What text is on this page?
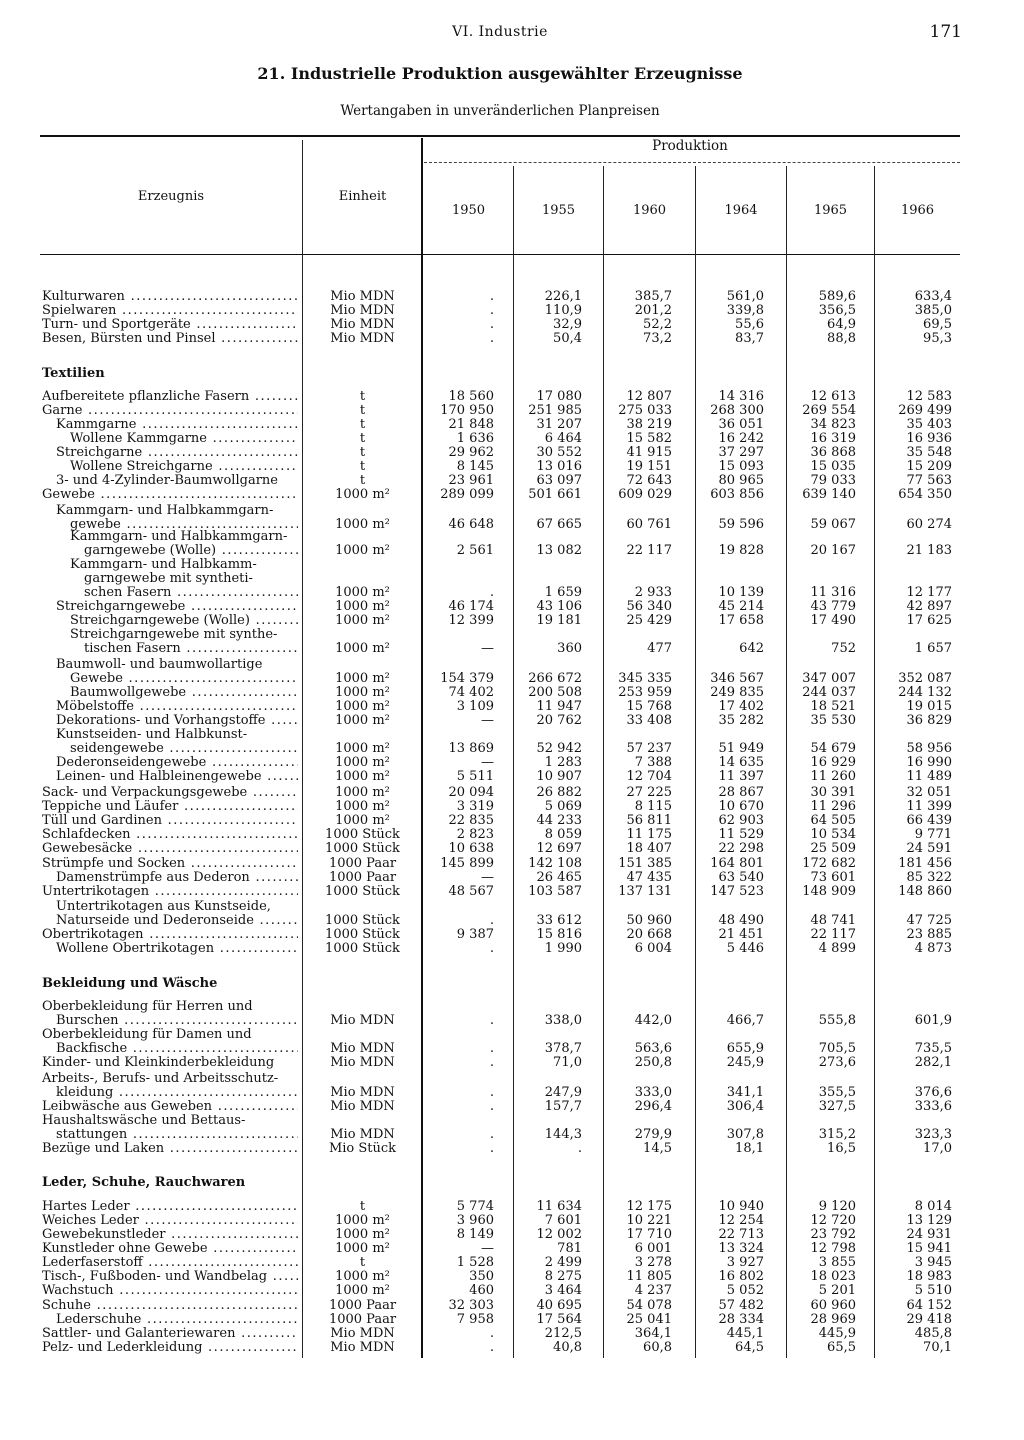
VI. Industrie	171
21. Industrielle Produktion ausgewählter Erzeugnisse
Wertangaben in unveränderlichen Planpreisen
Produktion
Erzeugnis	Einheit
1950	1955	1960	1964	1965	1966
Kulturwaren .....	Mio MDN	.	226,1	385,7	561,0	589,6	633,4
Spielwaren .....	Mio MDN	.	110,9	201,2	339,8	356,5	385,0
Turn- und Sportgeräte .....	Mio MDN	.	32,9	52,2	55,6	64,9	69,5
Besen, Bürsten und Pinsel .....	Mio MDN	.	50,4	73,2	83,7	88,8	95,3
Textilien
Aufbereitete pflanzliche Fasern .....	t	18 560	17 080	12 807	14 316	12 613	12 583
Garne .....	t	170 950	251 985	275 033	268 300	269 554	269 499
Kammgarne .....	t	21 848	31 207	38 219	36 051	34 823	35 403
Wollene Kammgarne .....	t	1 636	6 464	15 582	16 242	16 319	16 936
Streichgarne .....	t	29 962	30 552	41 915	37 297	36 868	35 548
Wollene Streichgarne .....	t	8 145	13 016	19 151	15 093	15 035	15 209
3- und 4-Zylinder-Baumwollgarne	t	23 961	63 097	72 643	80 965	79 033	77 563
Gewebe .....	1000 m²	289 099	501 661	609 029	603 856	639 140	654 350
Kammgarn- und Halbkammgarn-
gewebe .....	1000 m²	46 648	67 665	60 761	59 596	59 067	60 274
Kammgarn- und Halbkammgarn-
garngewebe (Wolle) .....	1000 m²	2 561	13 082	22 117	19 828	20 167	21 183
Kammgarn- und Halbkamm-
garngewebe mit syntheti-
schen Fasern .....	1000 m²	.	1 659	2 933	10 139	11 316	12 177
Streichgarngewebe .....	1000 m²	46 174	43 106	56 340	45 214	43 779	42 897
Streichgarngewebe (Wolle) .....	1000 m²	12 399	19 181	25 429	17 658	17 490	17 625
Streichgarngewebe mit synthe-
tischen Fasern .....	1000 m²	—	360	477	642	752	1 657
Baumwoll- und baumwollartige
Gewebe .....	1000 m²	154 379	266 672	345 335	346 567	347 007	352 087
Baumwollgewebe .....	1000 m²	74 402	200 508	253 959	249 835	244 037	244 132
Möbelstoffe .....	1000 m²	3 109	11 947	15 768	17 402	18 521	19 015
Dekorations- und Vorhangstoffe .....	1000 m²	—	20 762	33 408	35 282	35 530	36 829
Kunstseiden- und Halbkunst-
seidengewebe .....	1000 m²	13 869	52 942	57 237	51 949	54 679	58 956
Dederonseidengewebe .....	1000 m²	—	1 283	7 388	14 635	16 929	16 990
Leinen- und Halbleinengewebe .....	1000 m²	5 511	10 907	12 704	11 397	11 260	11 489
Sack- und Verpackungsgewebe .....	1000 m²	20 094	26 882	27 225	28 867	30 391	32 051
Teppiche und Läufer .....	1000 m²	3 319	5 069	8 115	10 670	11 296	11 399
Tüll und Gardinen .....	1000 m²	22 835	44 233	56 811	62 903	64 505	66 439
Schlafdecken .....	1000 Stück	2 823	8 059	11 175	11 529	10 534	9 771
Gewebesäcke .....	1000 Stück	10 638	12 697	18 407	22 298	25 509	24 591
Strümpfe und Socken .....	1000 Paar	145 899	142 108	151 385	164 801	172 682	181 456
Damenstrümpfe aus Dederon .....	1000 Paar	—	26 465	47 435	63 540	73 601	85 322
Untertrikotagen .....	1000 Stück	48 567	103 587	137 131	147 523	148 909	148 860
Untertrikotagen aus Kunstseide,
Naturseide und Dederonseide .....	1000 Stück	.	33 612	50 960	48 490	48 741	47 725
Obertrikotagen .....	1000 Stück	9 387	15 816	20 668	21 451	22 117	23 885
Wollene Obertrikotagen .....	1000 Stück	.	1 990	6 004	5 446	4 899	4 873
Bekleidung und Wäsche
Oberbekleidung für Herren und
Burschen .....	Mio MDN	.	338,0	442,0	466,7	555,8	601,9
Oberbekleidung für Damen und
Backfische .....	Mio MDN	.	378,7	563,6	655,9	705,5	735,5
Kinder- und Kleinkinderbekleidung	Mio MDN	.	71,0	250,8	245,9	273,6	282,1
Arbeits-, Berufs- und Arbeitsschutz-
kleidung .....	Mio MDN	.	247,9	333,0	341,1	355,5	376,6
Leibwäsche aus Geweben .....	Mio MDN	.	157,7	296,4	306,4	327,5	333,6
Haushaltswäsche und Bettaus-
stattungen .....	Mio MDN	.	144,3	279,9	307,8	315,2	323,3
Bezüge und Laken .....	Mio Stück	.	.	14,5	18,1	16,5	17,0
Leder, Schuhe, Rauchwaren
Hartes Leder .....	t	5 774	11 634	12 175	10 940	9 120	8 014
Weiches Leder .....	1000 m²	3 960	7 601	10 221	12 254	12 720	13 129
Gewebekunstleder .....	1000 m²	8 149	12 002	17 710	22 713	23 792	24 931
Kunstleder ohne Gewebe .....	1000 m²	—	781	6 001	13 324	12 798	15 941
Lederfaserstoff .....	t	1 528	2 499	3 278	3 927	3 855	3 945
Tisch-, Fußboden- und Wandbelag .....	1000 m²	350	8 275	11 805	16 802	18 023	18 983
Wachstuch .....	1000 m²	460	3 464	4 237	5 052	5 201	5 510
Schuhe .....	1000 Paar	32 303	40 695	54 078	57 482	60 960	64 152
Lederschuhe .....	1000 Paar	7 958	17 564	25 041	28 334	28 969	29 418
Sattler- und Galanteriewaren .....	Mio MDN	.	212,5	364,1	445,1	445,9	485,8
Pelz- und Lederkleidung .....	Mio MDN	.	40,8	60,8	64,5	65,5	70,1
• • • • •
WHAT NEEDS TO BE DONE:
Can you restate all the records above word for word while dropping the pictures?

WRITTEN REPLY:
What text is on this page?
VI. Industrie	171
21. Industrielle Produktion ausgewählter Erzeugnisse
Wertangaben in unveränderlichen Planpreisen
Produktion
Erzeugnis	Einheit
1950	1955	1960	1964	1965	1966
Kulturwaren .....	Mio MDN	.	226,1	385,7	561,0	589,6	633,4
Spielwaren .....	Mio MDN	.	110,9	201,2	339,8	356,5	385,0
Turn- und Sportgeräte .....	Mio MDN	.	32,9	52,2	55,6	64,9	69,5
Besen, Bürsten und Pinsel .....	Mio MDN	.	50,4	73,2	83,7	88,8	95,3
Textilien
Aufbereitete pflanzliche Fasern .....	t	18 560	17 080	12 807	14 316	12 613	12 583
Garne .....	t	170 950	251 985	275 033	268 300	269 554	269 499
Kammgarne .....	t	21 848	31 207	38 219	36 051	34 823	35 403
Wollene Kammgarne .....	t	1 636	6 464	15 582	16 242	16 319	16 936
Streichgarne .....	t	29 962	30 552	41 915	37 297	36 868	35 548
Wollene Streichgarne .....	t	8 145	13 016	19 151	15 093	15 035	15 209
3- und 4-Zylinder-Baumwollgarne	t	23 961	63 097	72 643	80 965	79 033	77 563
Gewebe .....	1000 m²	289 099	501 661	609 029	603 856	639 140	654 350
Kammgarn- und Halbkammgarn-
gewebe .....	1000 m²	46 648	67 665	60 761	59 596	59 067	60 274
Kammgarn- und Halbkammgarn-
garngewebe (Wolle) .....	1000 m²	2 561	13 082	22 117	19 828	20 167	21 183
Kammgarn- und Halbkamm-
garngewebe mit syntheti-
schen Fasern .....	1000 m²	.	1 659	2 933	10 139	11 316	12 177
Streichgarngewebe .....	1000 m²	46 174	43 106	56 340	45 214	43 779	42 897
Streichgarngewebe (Wolle) .....	1000 m²	12 399	19 181	25 429	17 658	17 490	17 625
Streichgarngewebe mit synthe-
tischen Fasern .....	1000 m²	—	360	477	642	752	1 657
Baumwoll- und baumwollartige
Gewebe .....	1000 m²	154 379	266 672	345 335	346 567	347 007	352 087
Baumwollgewebe .....	1000 m²	74 402	200 508	253 959	249 835	244 037	244 132
Möbelstoffe .....	1000 m²	3 109	11 947	15 768	17 402	18 521	19 015
Dekorations- und Vorhangstoffe .....	1000 m²	—	20 762	33 408	35 282	35 530	36 829
Kunstseiden- und Halbkunst-
seidengewebe .....	1000 m²	13 869	52 942	57 237	51 949	54 679	58 956
Dederonseidengewebe .....	1000 m²	—	1 283	7 388	14 635	16 929	16 990
Leinen- und Halbleinengewebe .....	1000 m²	5 511	10 907	12 704	11 397	11 260	11 489
Sack- und Verpackungsgewebe .....	1000 m²	20 094	26 882	27 225	28 867	30 391	32 051
Teppiche und Läufer .....	1000 m²	3 319	5 069	8 115	10 670	11 296	11 399
Tüll und Gardinen .....	1000 m²	22 835	44 233	56 811	62 903	64 505	66 439
Schlafdecken .....	1000 Stück	2 823	8 059	11 175	11 529	10 534	9 771
Gewebesäcke .....	1000 Stück	10 638	12 697	18 407	22 298	25 509	24 591
Strümpfe und Socken .....	1000 Paar	145 899	142 108	151 385	164 801	172 682	181 456
Damenstrümpfe aus Dederon .....	1000 Paar	—	26 465	47 435	63 540	73 601	85 322
Untertrikotagen .....	1000 Stück	48 567	103 587	137 131	147 523	148 909	148 860
Untertrikotagen aus Kunstseide,
Naturseide und Dederonseide .....	1000 Stück	.	33 612	50 960	48 490	48 741	47 725
Obertrikotagen .....	1000 Stück	9 387	15 816	20 668	21 451	22 117	23 885
Wollene Obertrikotagen .....	1000 Stück	.	1 990	6 004	5 446	4 899	4 873
Bekleidung und Wäsche
Oberbekleidung für Herren und
Burschen .....	Mio MDN	.	338,0	442,0	466,7	555,8	601,9
Oberbekleidung für Damen und
Backfische .....	Mio MDN	.	378,7	563,6	655,9	705,5	735,5
Kinder- und Kleinkinderbekleidung	Mio MDN	.	71,0	250,8	245,9	273,6	282,1
Arbeits-, Berufs- und Arbeitsschutz-
kleidung .....	Mio MDN	.	247,9	333,0	341,1	355,5	376,6
Leibwäsche aus Geweben .....	Mio MDN	.	157,7	296,4	306,4	327,5	333,6
Haushaltswäsche und Bettaus-
stattungen .....	Mio MDN	.	144,3	279,9	307,8	315,2	323,3
Bezüge und Laken .....	Mio Stück	.	.	14,5	18,1	16,5	17,0
Leder, Schuhe, Rauchwaren
Hartes Leder .....	t	5 774	11 634	12 175	10 940	9 120	8 014
Weiches Leder .....	1000 m²	3 960	7 601	10 221	12 254	12 720	13 129
Gewebekunstleder .....	1000 m²	8 149	12 002	17 710	22 713	23 792	24 931
Kunstleder ohne Gewebe .....	1000 m²	—	781	6 001	13 324	12 798	15 941
Lederfaserstoff .....	t	1 528	2 499	3 278	3 927	3 855	3 945
Tisch-, Fußboden- und Wandbelag .....	1000 m²	350	8 275	11 805	16 802	18 023	18 983
Wachstuch .....	1000 m²	460	3 464	4 237	5 052	5 201	5 510
Schuhe .....	1000 Paar	32 303	40 695	54 078	57 482	60 960	64 152
Lederschuhe .....	1000 Paar	7 958	17 564	25 041	28 334	28 969	29 418
Sattler- und Galanteriewaren .....	Mio MDN	.	212,5	364,1	445,1	445,9	485,8
Pelz- und Lederkleidung .....	Mio MDN	.	40,8	60,8	64,5	65,5	70,1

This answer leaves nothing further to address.